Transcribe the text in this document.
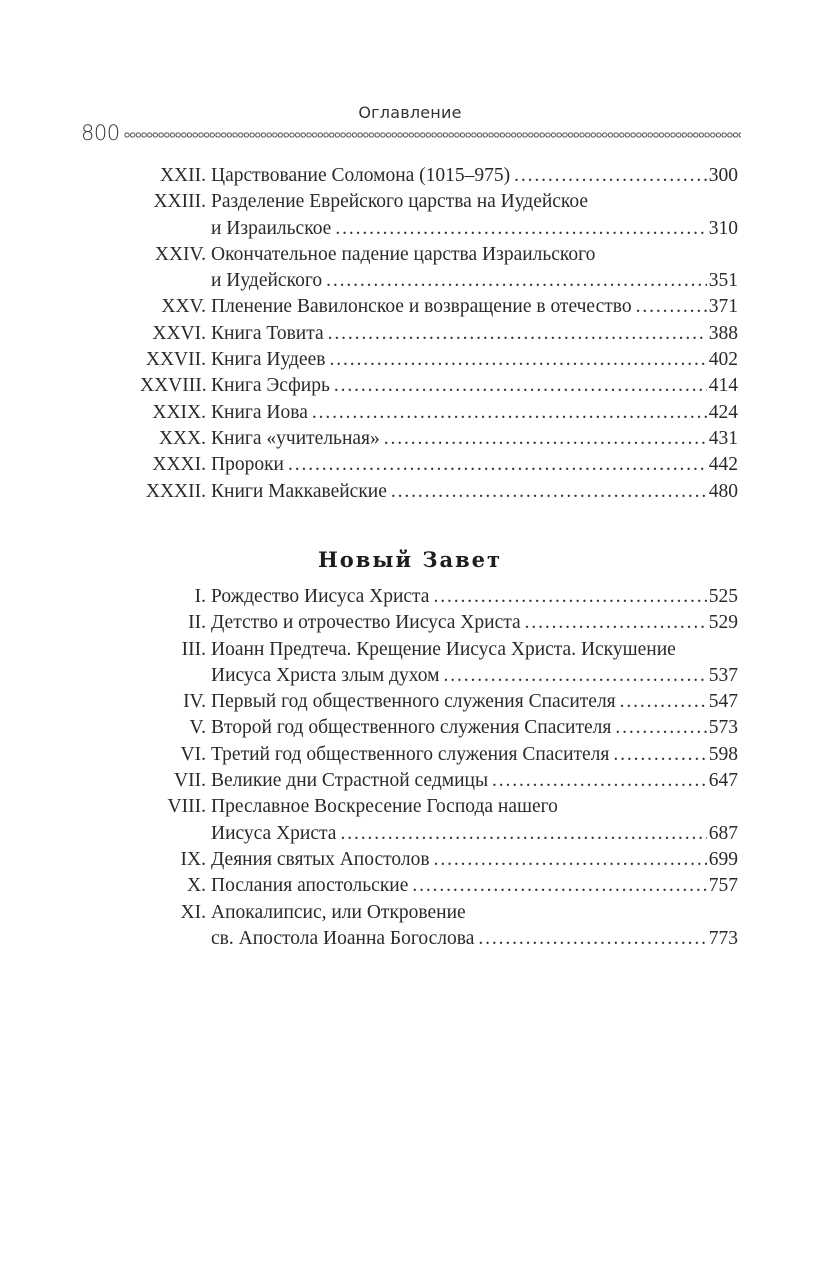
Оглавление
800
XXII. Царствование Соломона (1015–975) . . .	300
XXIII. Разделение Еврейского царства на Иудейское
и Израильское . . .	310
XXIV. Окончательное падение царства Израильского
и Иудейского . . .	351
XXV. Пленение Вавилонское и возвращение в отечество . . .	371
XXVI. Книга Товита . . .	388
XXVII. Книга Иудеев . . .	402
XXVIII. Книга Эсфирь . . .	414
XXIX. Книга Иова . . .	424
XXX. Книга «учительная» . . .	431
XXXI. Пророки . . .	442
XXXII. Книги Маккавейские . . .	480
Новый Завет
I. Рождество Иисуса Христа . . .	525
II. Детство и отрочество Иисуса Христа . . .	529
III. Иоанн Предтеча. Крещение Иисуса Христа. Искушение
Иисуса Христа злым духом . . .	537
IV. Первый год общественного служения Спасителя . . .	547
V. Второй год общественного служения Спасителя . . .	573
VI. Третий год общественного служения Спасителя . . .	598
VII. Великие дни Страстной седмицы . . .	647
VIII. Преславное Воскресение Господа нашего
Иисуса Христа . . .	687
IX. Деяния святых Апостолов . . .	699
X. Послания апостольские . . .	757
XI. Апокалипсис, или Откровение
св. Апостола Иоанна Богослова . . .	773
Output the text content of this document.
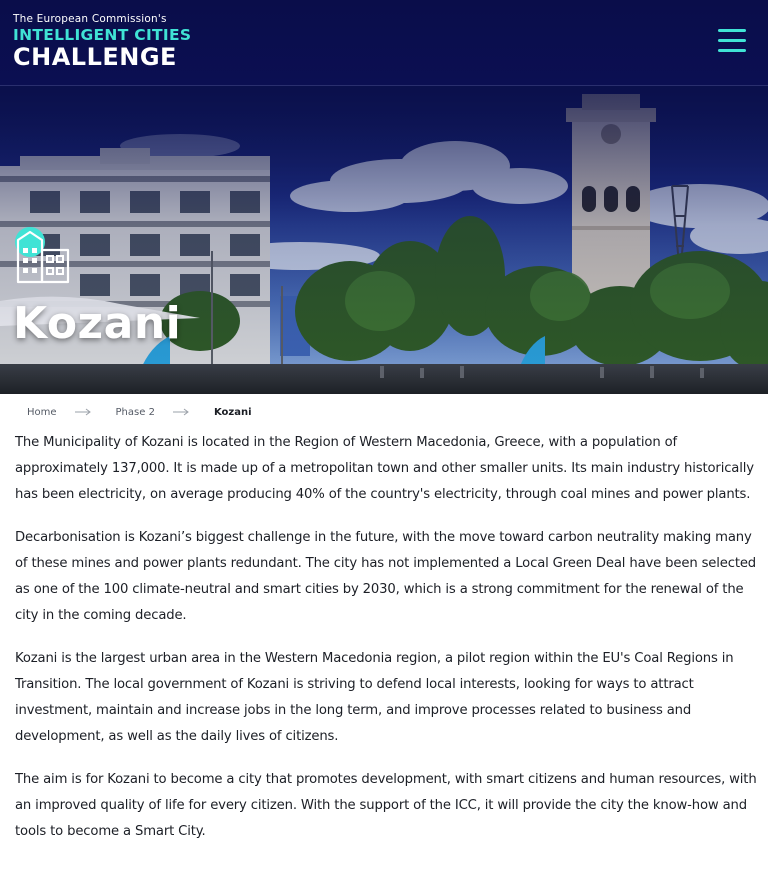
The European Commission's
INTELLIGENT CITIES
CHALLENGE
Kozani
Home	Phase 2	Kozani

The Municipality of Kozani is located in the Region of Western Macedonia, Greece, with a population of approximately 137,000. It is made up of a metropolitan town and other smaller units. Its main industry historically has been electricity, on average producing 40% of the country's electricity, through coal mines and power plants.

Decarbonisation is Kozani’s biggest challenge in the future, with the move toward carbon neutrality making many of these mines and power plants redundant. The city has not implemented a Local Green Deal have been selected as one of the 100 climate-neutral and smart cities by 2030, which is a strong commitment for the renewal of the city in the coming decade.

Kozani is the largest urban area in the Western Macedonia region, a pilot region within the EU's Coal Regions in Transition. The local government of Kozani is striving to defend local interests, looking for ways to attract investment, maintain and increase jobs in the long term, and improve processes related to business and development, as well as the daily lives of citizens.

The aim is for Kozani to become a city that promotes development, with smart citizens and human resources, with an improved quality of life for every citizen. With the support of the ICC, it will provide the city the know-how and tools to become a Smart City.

==

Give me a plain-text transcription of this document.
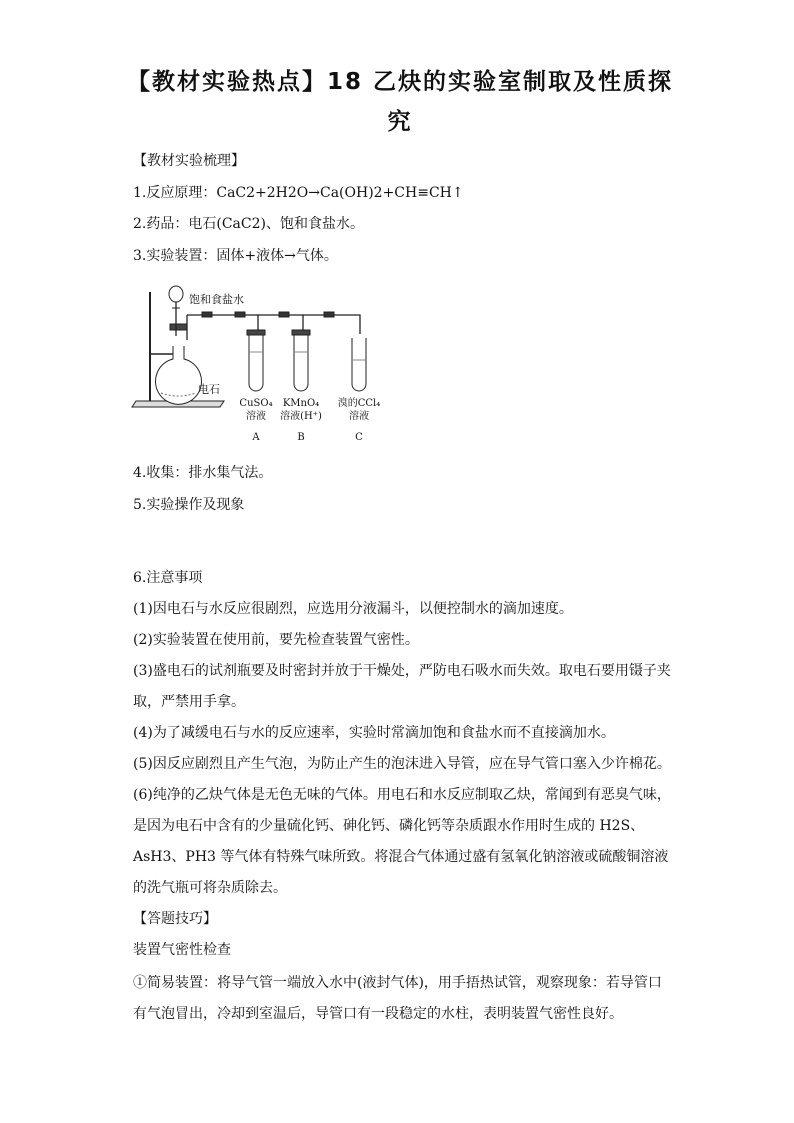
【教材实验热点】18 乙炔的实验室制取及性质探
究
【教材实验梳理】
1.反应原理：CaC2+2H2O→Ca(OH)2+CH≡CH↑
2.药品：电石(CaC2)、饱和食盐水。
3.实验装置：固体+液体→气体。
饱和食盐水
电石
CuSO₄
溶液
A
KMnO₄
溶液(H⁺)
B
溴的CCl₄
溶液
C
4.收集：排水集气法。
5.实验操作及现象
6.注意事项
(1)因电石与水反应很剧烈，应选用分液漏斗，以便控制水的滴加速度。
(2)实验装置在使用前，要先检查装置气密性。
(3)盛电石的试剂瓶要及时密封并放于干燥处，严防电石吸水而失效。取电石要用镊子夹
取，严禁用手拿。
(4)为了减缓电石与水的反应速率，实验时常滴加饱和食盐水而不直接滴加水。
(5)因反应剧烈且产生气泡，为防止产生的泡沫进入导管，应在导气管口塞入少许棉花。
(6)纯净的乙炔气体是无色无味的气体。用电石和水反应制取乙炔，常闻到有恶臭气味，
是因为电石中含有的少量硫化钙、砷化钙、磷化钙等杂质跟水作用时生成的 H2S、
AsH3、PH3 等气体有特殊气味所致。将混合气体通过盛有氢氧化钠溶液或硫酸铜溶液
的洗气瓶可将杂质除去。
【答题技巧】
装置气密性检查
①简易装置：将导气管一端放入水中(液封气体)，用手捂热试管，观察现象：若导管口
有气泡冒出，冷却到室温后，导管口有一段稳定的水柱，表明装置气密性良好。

--

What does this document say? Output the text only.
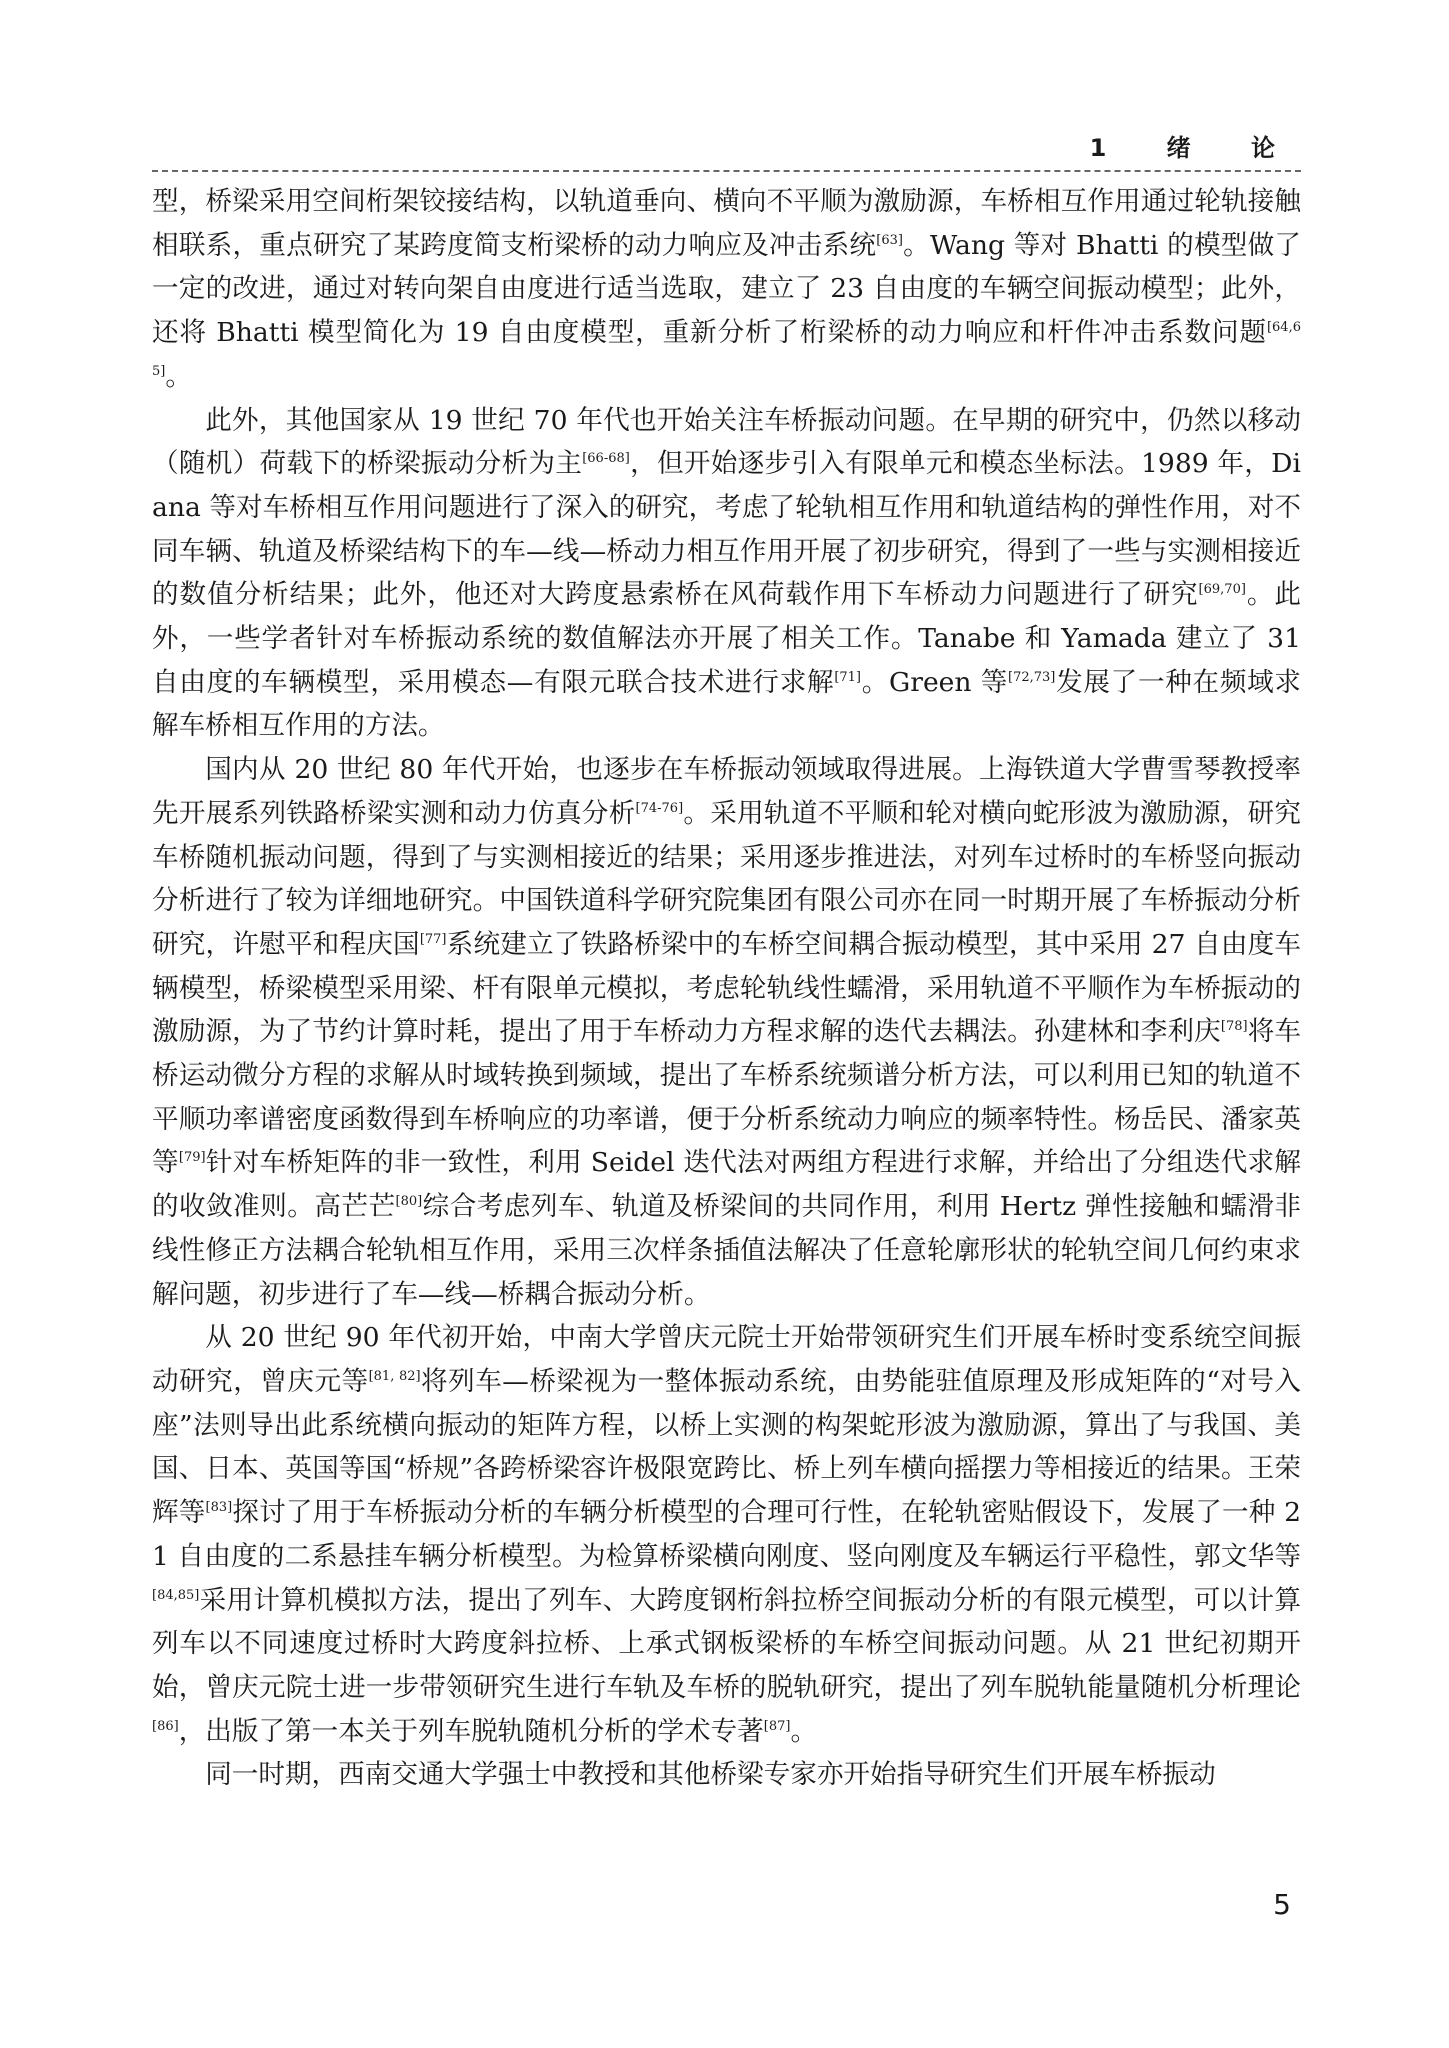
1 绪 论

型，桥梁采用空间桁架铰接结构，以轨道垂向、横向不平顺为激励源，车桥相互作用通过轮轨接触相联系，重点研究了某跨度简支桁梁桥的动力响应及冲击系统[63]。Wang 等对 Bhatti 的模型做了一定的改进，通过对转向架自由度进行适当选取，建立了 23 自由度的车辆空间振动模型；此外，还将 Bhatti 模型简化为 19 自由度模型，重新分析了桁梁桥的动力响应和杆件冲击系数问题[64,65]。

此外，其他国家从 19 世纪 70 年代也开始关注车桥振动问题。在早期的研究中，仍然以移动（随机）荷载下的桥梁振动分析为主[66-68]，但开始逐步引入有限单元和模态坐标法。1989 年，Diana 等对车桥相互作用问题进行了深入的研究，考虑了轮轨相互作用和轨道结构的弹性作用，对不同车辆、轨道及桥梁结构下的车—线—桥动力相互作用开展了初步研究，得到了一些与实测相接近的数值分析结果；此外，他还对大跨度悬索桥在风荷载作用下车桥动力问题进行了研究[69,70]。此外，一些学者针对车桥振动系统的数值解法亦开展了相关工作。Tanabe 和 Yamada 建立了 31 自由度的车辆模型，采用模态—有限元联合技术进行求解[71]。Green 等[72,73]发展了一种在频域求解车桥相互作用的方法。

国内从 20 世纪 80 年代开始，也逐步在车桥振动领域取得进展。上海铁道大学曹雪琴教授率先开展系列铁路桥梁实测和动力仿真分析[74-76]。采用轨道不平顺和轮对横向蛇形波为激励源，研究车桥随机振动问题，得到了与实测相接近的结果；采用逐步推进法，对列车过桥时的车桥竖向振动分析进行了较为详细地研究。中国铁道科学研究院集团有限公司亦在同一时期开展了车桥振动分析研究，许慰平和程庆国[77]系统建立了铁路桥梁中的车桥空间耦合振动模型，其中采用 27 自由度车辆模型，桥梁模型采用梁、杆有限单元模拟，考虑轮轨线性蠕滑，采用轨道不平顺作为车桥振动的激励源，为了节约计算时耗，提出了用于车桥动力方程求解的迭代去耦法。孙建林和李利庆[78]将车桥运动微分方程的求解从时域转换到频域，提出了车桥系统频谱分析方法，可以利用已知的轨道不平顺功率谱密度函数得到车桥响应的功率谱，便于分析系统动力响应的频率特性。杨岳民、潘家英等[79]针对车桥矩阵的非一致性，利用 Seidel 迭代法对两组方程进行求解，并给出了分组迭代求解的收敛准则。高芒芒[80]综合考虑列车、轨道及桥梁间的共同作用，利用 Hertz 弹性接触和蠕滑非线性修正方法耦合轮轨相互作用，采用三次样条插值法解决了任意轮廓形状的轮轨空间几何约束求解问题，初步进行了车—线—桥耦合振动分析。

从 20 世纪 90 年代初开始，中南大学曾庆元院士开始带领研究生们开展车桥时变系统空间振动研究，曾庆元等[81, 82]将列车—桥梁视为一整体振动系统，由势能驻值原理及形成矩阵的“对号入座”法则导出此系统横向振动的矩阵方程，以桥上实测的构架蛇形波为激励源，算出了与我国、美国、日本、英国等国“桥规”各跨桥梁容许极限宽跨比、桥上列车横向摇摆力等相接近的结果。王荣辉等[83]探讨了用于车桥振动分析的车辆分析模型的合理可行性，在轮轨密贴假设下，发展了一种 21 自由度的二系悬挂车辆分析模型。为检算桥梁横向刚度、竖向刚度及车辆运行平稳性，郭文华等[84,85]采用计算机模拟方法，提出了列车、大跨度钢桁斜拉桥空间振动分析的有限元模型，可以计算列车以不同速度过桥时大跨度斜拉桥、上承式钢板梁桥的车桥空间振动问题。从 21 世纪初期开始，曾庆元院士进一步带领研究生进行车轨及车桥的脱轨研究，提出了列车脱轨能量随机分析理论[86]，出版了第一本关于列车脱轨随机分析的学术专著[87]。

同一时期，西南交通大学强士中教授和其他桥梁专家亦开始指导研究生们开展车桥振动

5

What you have to do — Gather each line of the records holding the string "общественного".

Output of the task —
IV. Первый год общественного служения Спасителя . . .	547
V. Второй год общественного служения Спасителя . . .	573
VI. Третий год общественного служения Спасителя . . .	598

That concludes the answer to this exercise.